DIRECTIONS: Collect all lines below with the string "marker".

RECORDS SHOWN:
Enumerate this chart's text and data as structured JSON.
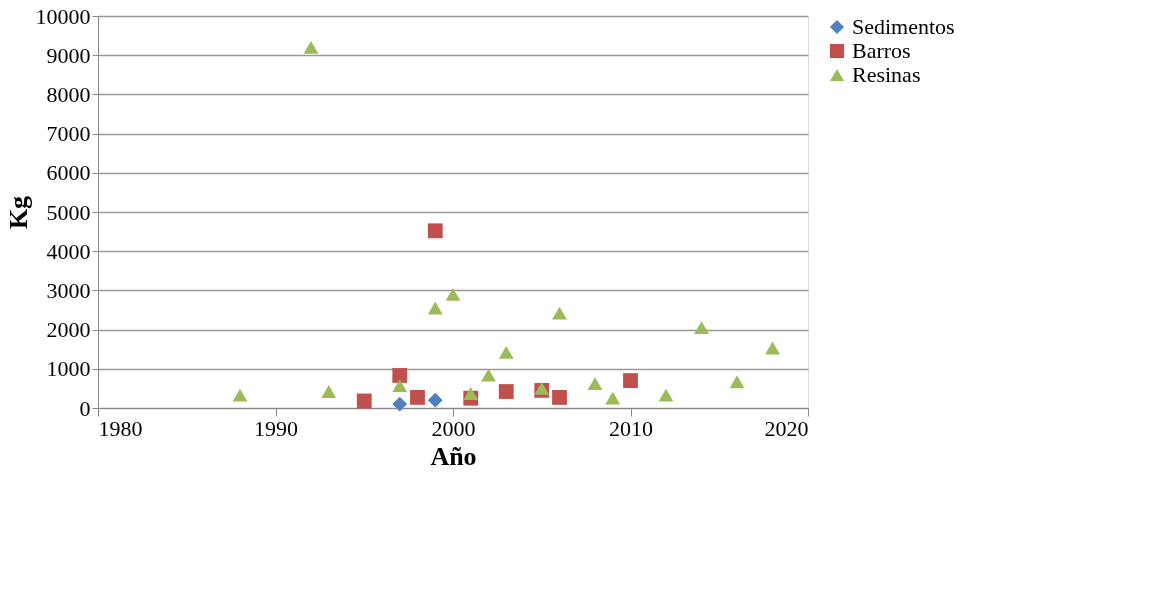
{
  "chart_data": {
    "type": "scatter",
    "xlabel": "Año",
    "ylabel": "Kg",
    "xlim": [
      1980,
      2020
    ],
    "xticks": [
      1980,
      1990,
      2000,
      2010,
      2020
    ],
    "ylim": [
      0,
      10000
    ],
    "yticks": [
      0,
      1000,
      2000,
      3000,
      4000,
      5000,
      6000,
      7000,
      8000,
      9000,
      10000
    ],
    "grid": "y",
    "legend": "right",
    "series": [
      {
        "name": "Sedimentos",
        "color": "#4f81bd",
        "marker": "diamond",
        "x": [
          1997,
          1999
        ],
        "values": [
          100,
          200
        ]
      },
      {
        "name": "Barros",
        "color": "#c0504d",
        "marker": "square",
        "x": [
          1995,
          1997,
          1998,
          1999,
          2001,
          2003,
          2005,
          2006,
          2010
        ],
        "values": [
          180,
          830,
          270,
          4520,
          250,
          420,
          450,
          270,
          700
        ]
      },
      {
        "name": "Resinas",
        "color": "#9bbb59",
        "marker": "triangle",
        "x": [
          1988,
          1992,
          1993,
          1997,
          1999,
          2000,
          2001,
          2002,
          2003,
          2005,
          2006,
          2008,
          2009,
          2012,
          2014,
          2016,
          2018
        ],
        "values": [
          330,
          9200,
          420,
          570,
          2550,
          2900,
          370,
          840,
          1420,
          500,
          2420,
          620,
          250,
          330,
          2050,
          670,
          1530
        ]
      }
    ]
  }
}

TASK SOLUTION:
        "marker": "diamond",
        "marker": "square",
        "marker": "triangle",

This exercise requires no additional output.